◆ **Description of the task**: Please gather every line in the entries below that contains the string "blower", and copy each such line in full.

Data items:
-- start --

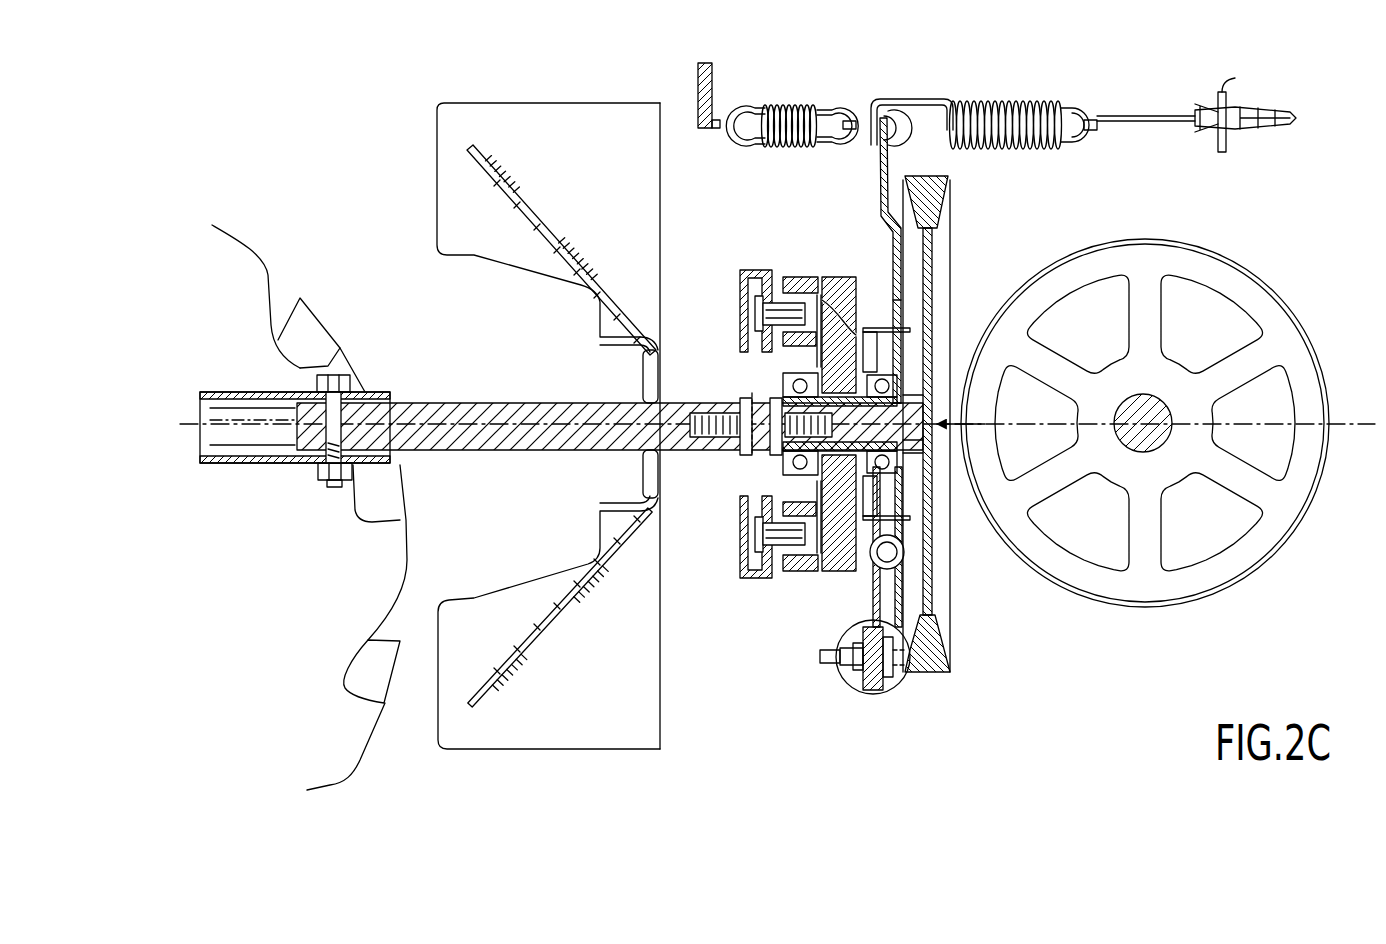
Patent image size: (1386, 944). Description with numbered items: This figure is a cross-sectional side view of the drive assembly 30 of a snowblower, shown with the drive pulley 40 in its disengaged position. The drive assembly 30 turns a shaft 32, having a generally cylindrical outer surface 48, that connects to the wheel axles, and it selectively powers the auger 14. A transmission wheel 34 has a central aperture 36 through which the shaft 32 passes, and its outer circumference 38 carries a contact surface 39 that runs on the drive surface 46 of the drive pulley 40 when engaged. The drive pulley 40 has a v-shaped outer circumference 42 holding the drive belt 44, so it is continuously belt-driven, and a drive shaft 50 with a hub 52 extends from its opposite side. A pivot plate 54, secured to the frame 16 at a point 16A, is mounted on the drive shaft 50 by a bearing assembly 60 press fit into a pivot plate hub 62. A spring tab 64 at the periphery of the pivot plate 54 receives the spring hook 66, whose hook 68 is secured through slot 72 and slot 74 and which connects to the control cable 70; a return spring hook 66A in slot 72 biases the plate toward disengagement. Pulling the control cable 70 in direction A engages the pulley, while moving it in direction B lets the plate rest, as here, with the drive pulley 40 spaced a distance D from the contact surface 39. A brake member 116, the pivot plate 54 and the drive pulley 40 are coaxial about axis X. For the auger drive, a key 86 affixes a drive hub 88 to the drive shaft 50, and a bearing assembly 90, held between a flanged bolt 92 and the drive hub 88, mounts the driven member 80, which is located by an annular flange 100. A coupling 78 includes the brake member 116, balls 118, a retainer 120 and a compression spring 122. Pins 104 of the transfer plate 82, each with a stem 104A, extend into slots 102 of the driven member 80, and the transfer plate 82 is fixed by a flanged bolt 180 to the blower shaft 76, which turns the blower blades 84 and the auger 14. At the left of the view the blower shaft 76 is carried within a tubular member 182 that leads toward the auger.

The auger 14 is at (304, 597).
The frame 16 is at (700, 82).
The point 16A is at (878, 692).
The drive assembly 30 is at (1042, 718).
The shaft 32 is at (1152, 404).
The transmission wheel 34 is at (1152, 436).
The aperture 36 is at (1176, 425).
The outer circumference 38 is at (1272, 573).
The contact surface 39 is at (1118, 608).
The drive pulley 40 is at (968, 232).
The v-shaped outer circumference 42 is at (933, 670).
The drive belt 44 is at (945, 180).
The drive surface 46 is at (940, 600).
The outer surface 48 is at (1178, 400).
The drive shaft 50 is at (950, 440).
The hub 52 is at (940, 400).
The pivot plate 54 is at (862, 215).
The bearing assembly 60 is at (935, 478).
The pivot plate hub 62 is at (797, 365).
The spring tab 64 is at (842, 110).
The spring hook 66 is at (1010, 104).
The return spring hook 66A is at (776, 108).
The hook 68 is at (920, 100).
The control cable 70 is at (1140, 116).
The slot 72 is at (866, 140).
The slot 74 is at (881, 150).
The blower shaft 76 is at (505, 402).
The coupling 78 is at (840, 268).
The driven member 80 is at (782, 268).
The transfer plate 82 is at (745, 600).
The blower blades 84 is at (534, 164).
The key 86 is at (905, 400).
The drive hub 88 is at (852, 335).
The bearing assembly 90 is at (790, 388).
The flanged bolt 92 is at (776, 445).
The annular flange 100 is at (818, 388).
The slots 102 is at (762, 283).
The pins 104 is at (758, 312).
The stem 104A is at (795, 308).
The brake member 116 is at (870, 605).
The balls 118 is at (912, 580).
The retainer 120 is at (872, 555).
The compression spring 122 is at (930, 540).
The flanged bolt 180 is at (660, 440).
The tube 182 is at (240, 392).
The direction A is at (925, 43).
The direction B is at (810, 43).
The distance D is at (988, 424).
The axis X is at (565, 450).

-- end --

◆ **Answer for the task**:
Patent image size: (1386, 944). Description with numbered items: This figure is a cross-sectional side view of the drive assembly 30 of a snowblower, shown with the drive pulley 40 in its disengaged position. The drive assembly 30 turns a shaft 32, having a generally cylindrical outer surface 48, that connects to the wheel axles, and it selectively powers the auger 14. A transmission wheel 34 has a central aperture 36 through which the shaft 32 passes, and its outer circumference 38 carries a contact surface 39 that runs on the drive surface 46 of the drive pulley 40 when engaged. The drive pulley 40 has a v-shaped outer circumference 42 holding the drive belt 44, so it is continuously belt-driven, and a drive shaft 50 with a hub 52 extends from its opposite side. A pivot plate 54, secured to the frame 16 at a point 16A, is mounted on the drive shaft 50 by a bearing assembly 60 press fit into a pivot plate hub 62. A spring tab 64 at the periphery of the pivot plate 54 receives the spring hook 66, whose hook 68 is secured through slot 72 and slot 74 and which connects to the control cable 70; a return spring hook 66A in slot 72 biases the plate toward disengagement. Pulling the control cable 70 in direction A engages the pulley, while moving it in direction B lets the plate rest, as here, with the drive pulley 40 spaced a distance D from the contact surface 39. A brake member 116, the pivot plate 54 and the drive pulley 40 are coaxial about axis X. For the auger drive, a key 86 affixes a drive hub 88 to the drive shaft 50, and a bearing assembly 90, held between a flanged bolt 92 and the drive hub 88, mounts the driven member 80, which is located by an annular flange 100. A coupling 78 includes the brake member 116, balls 118, a retainer 120 and a compression spring 122. Pins 104 of the transfer plate 82, each with a stem 104A, extend into slots 102 of the driven member 80, and the transfer plate 82 is fixed by a flanged bolt 180 to the blower shaft 76, which turns the blower blades 84 and the auger 14. At the left of the view the blower shaft 76 is carried within a tubular member 182 that leads toward the auger.
The blower shaft 76 is at (505, 402).
The blower blades 84 is at (534, 164).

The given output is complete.